[Figure dataset records]
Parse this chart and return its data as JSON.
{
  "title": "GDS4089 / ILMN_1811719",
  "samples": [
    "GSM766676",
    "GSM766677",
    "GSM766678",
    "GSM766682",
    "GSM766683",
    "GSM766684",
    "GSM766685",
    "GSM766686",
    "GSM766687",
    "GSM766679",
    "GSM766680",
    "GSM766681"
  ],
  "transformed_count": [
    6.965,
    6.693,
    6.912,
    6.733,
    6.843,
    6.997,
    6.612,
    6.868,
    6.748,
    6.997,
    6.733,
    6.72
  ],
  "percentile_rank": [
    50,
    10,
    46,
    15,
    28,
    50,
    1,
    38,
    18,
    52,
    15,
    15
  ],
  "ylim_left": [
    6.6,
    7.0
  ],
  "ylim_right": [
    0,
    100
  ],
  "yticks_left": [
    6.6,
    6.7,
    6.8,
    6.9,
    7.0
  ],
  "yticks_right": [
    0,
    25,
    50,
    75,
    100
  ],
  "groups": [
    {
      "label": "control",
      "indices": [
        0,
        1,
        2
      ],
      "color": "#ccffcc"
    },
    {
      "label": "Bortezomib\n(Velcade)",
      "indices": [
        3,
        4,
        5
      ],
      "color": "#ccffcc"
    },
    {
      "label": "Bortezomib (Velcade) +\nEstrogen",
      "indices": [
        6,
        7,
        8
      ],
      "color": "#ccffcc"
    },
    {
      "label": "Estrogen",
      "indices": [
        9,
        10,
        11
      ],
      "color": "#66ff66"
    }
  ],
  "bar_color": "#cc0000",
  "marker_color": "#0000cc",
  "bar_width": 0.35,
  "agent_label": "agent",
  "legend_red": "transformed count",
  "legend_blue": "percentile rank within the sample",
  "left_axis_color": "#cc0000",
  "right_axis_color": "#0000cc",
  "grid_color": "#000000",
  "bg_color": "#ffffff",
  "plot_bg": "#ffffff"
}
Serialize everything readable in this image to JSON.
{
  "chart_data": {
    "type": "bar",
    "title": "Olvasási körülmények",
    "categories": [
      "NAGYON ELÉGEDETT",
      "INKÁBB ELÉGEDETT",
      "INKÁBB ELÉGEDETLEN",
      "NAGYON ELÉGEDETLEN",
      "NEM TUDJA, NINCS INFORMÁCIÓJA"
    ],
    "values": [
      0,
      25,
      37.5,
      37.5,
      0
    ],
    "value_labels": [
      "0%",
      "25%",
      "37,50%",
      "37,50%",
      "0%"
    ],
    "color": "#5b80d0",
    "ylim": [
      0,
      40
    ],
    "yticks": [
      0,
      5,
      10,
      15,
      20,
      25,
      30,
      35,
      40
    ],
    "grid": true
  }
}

* TASK *
Which lines above hold the word "INKÁBB"? Copy each of them.

* OUTPUT FOR THIS TASK *
      "INKÁBB ELÉGEDETT",
      "INKÁBB ELÉGEDETLEN",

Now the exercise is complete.